----- ENTRIES

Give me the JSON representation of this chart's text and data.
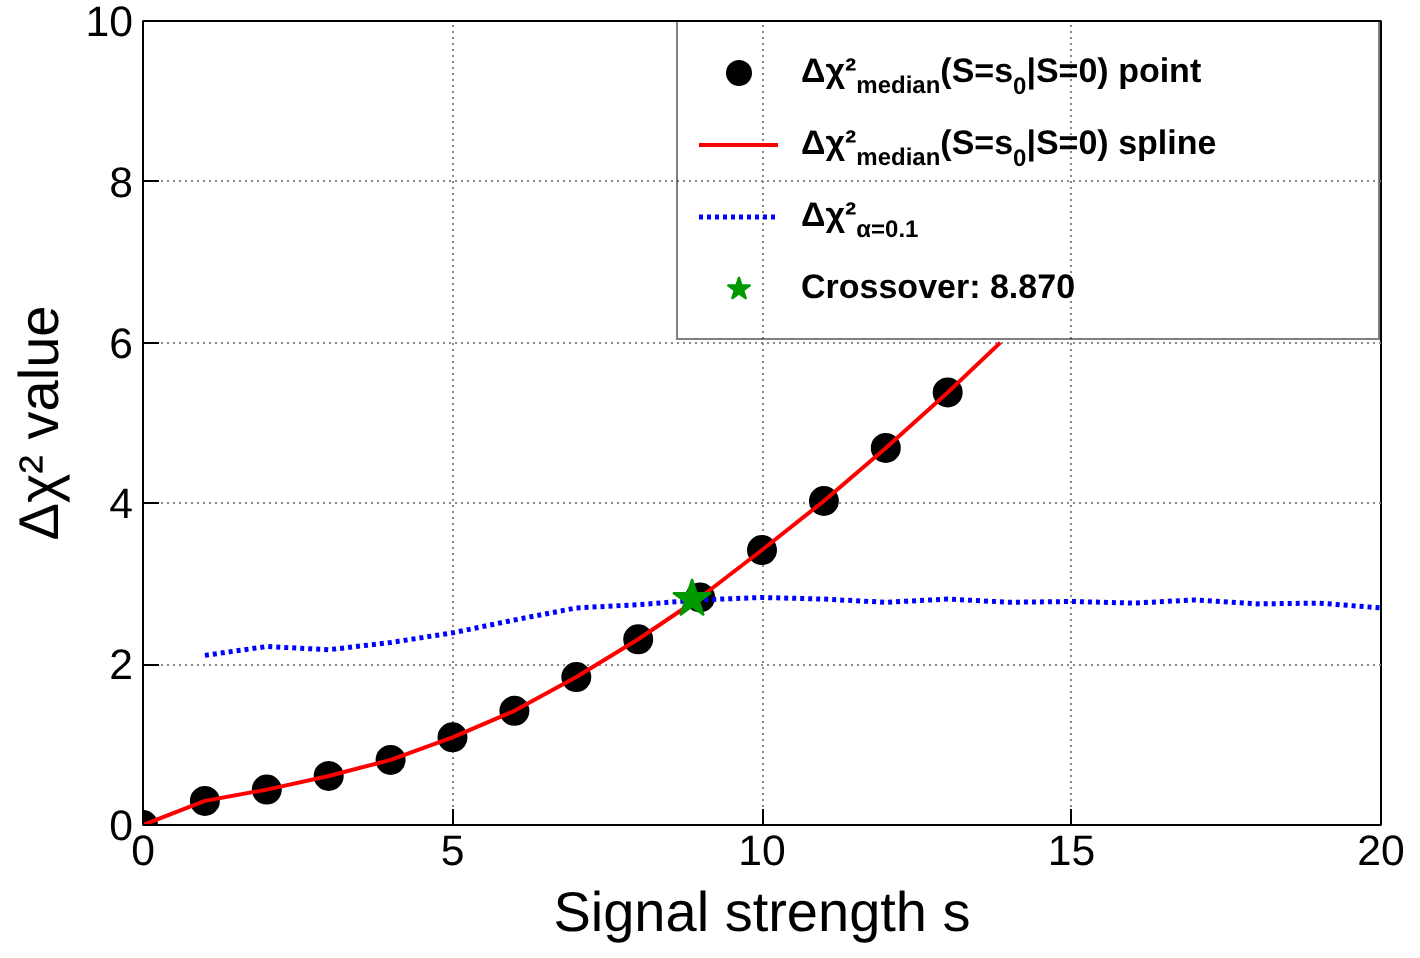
{
  "chart_data": {
    "type": "line",
    "xlabel": "Signal strength s",
    "ylabel": "Δχ² value",
    "xlim": [
      0,
      20
    ],
    "ylim": [
      0,
      10
    ],
    "xticks": [
      0,
      5,
      10,
      15,
      20
    ],
    "yticks": [
      0,
      2,
      4,
      6,
      8,
      10
    ],
    "grid": true,
    "legend": "top right",
    "series": [
      {
        "name": "Δχ²$_{median}$(S=s$_{0}$|S=0) point",
        "type": "scatter",
        "marker": "circle",
        "color": "#000000",
        "x": [
          0,
          1,
          2,
          3,
          4,
          5,
          6,
          7,
          8,
          9,
          10,
          11,
          12,
          13
        ],
        "values": [
          0,
          0.3,
          0.44,
          0.61,
          0.81,
          1.09,
          1.42,
          1.84,
          2.31,
          2.83,
          3.42,
          4.03,
          4.69,
          5.38
        ]
      },
      {
        "name": "Δχ²$_{median}$(S=s$_{0}$|S=0) spline",
        "line_style": "solid",
        "color": "#ff0000",
        "x": [
          0,
          1,
          2,
          3,
          4,
          5,
          6,
          7,
          8,
          9,
          10,
          11,
          12,
          13,
          13.85
        ],
        "values": [
          0,
          0.3,
          0.44,
          0.61,
          0.81,
          1.09,
          1.42,
          1.84,
          2.31,
          2.83,
          3.42,
          4.03,
          4.69,
          5.38,
          6.0
        ]
      },
      {
        "name": "Δχ²$_{α=0.1}$",
        "line_style": "dotted",
        "color": "#0000ff",
        "x": [
          1,
          2,
          3,
          4,
          5,
          6,
          7,
          8,
          9,
          10,
          11,
          12,
          13,
          14,
          15,
          16,
          17,
          18,
          19,
          20
        ],
        "values": [
          2.11,
          2.22,
          2.18,
          2.27,
          2.39,
          2.55,
          2.7,
          2.74,
          2.8,
          2.83,
          2.81,
          2.77,
          2.81,
          2.77,
          2.78,
          2.76,
          2.8,
          2.75,
          2.76,
          2.7
        ]
      },
      {
        "name": "Crossover: 8.870",
        "type": "scatter",
        "marker": "star",
        "color": "#009900",
        "x": [
          8.87
        ],
        "values": [
          2.81
        ]
      }
    ]
  }
}
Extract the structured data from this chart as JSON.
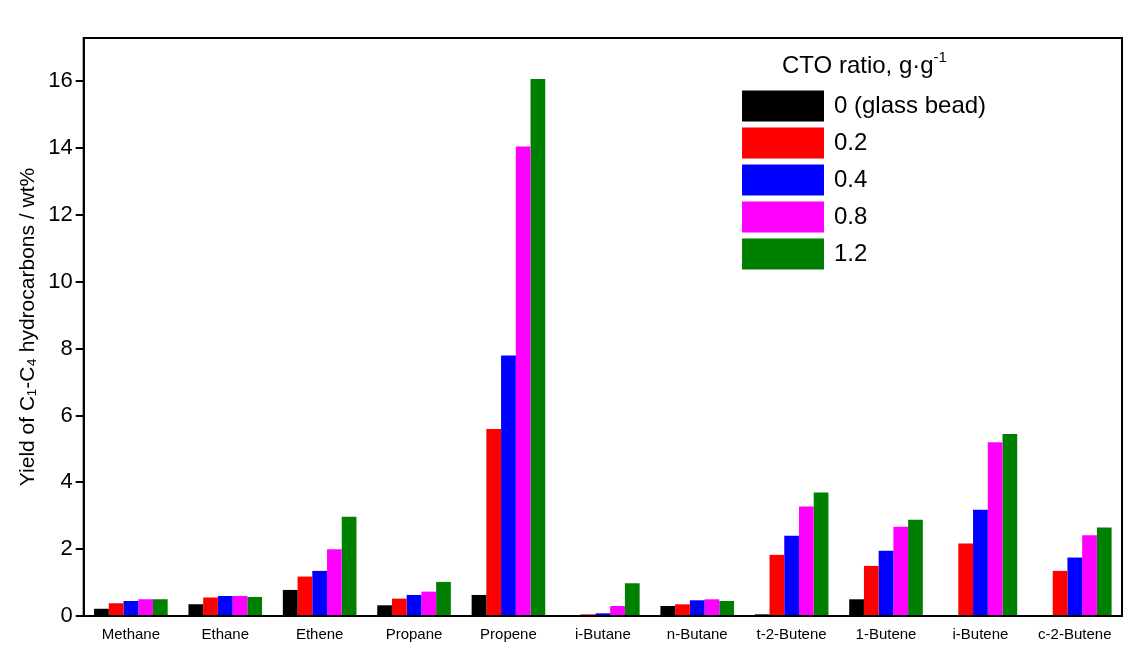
{
  "chart_data": {
    "type": "bar",
    "ylabel": "Yield of C₁-C₄ hydrocarbons / wt%",
    "legend_title": "CTO ratio, g·g$^{-1}$",
    "categories": [
      "Methane",
      "Ethane",
      "Ethene",
      "Propane",
      "Propene",
      "i-Butane",
      "n-Butane",
      "t-2-Butene",
      "1-Butene",
      "i-Butene",
      "c-2-Butene"
    ],
    "series": [
      {
        "name": "0 (glass bead)",
        "color": "#000000",
        "values": [
          0.22,
          0.35,
          0.78,
          0.32,
          0.63,
          0.01,
          0.3,
          0.05,
          0.5,
          0.02,
          0.02
        ]
      },
      {
        "name": "0.2",
        "color": "#ff0000",
        "values": [
          0.38,
          0.55,
          1.18,
          0.52,
          5.6,
          0.05,
          0.35,
          1.83,
          1.5,
          2.17,
          1.35
        ]
      },
      {
        "name": "0.4",
        "color": "#0000ff",
        "values": [
          0.45,
          0.6,
          1.35,
          0.63,
          7.8,
          0.08,
          0.47,
          2.4,
          1.95,
          3.18,
          1.75
        ]
      },
      {
        "name": "0.8",
        "color": "#ff00ff",
        "values": [
          0.5,
          0.6,
          2.0,
          0.73,
          14.05,
          0.3,
          0.5,
          3.28,
          2.67,
          5.2,
          2.42
        ]
      },
      {
        "name": "1.2",
        "color": "#008000",
        "values": [
          0.5,
          0.57,
          2.97,
          1.02,
          16.07,
          0.98,
          0.45,
          3.7,
          2.88,
          5.45,
          2.65
        ]
      }
    ],
    "ylim": [
      0,
      17.3
    ],
    "yticks": [
      0,
      2,
      4,
      6,
      8,
      10,
      12,
      14,
      16
    ],
    "grid": false,
    "legend": "top right"
  }
}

----------

» **GIVEN EXERCISE**: From the listing above, return each line with the word "Butene".

» **ANSWER TO THE EXERCISE**:
      "t-2-Butene",
      "1-Butene",
      "i-Butene",
      "c-2-Butene"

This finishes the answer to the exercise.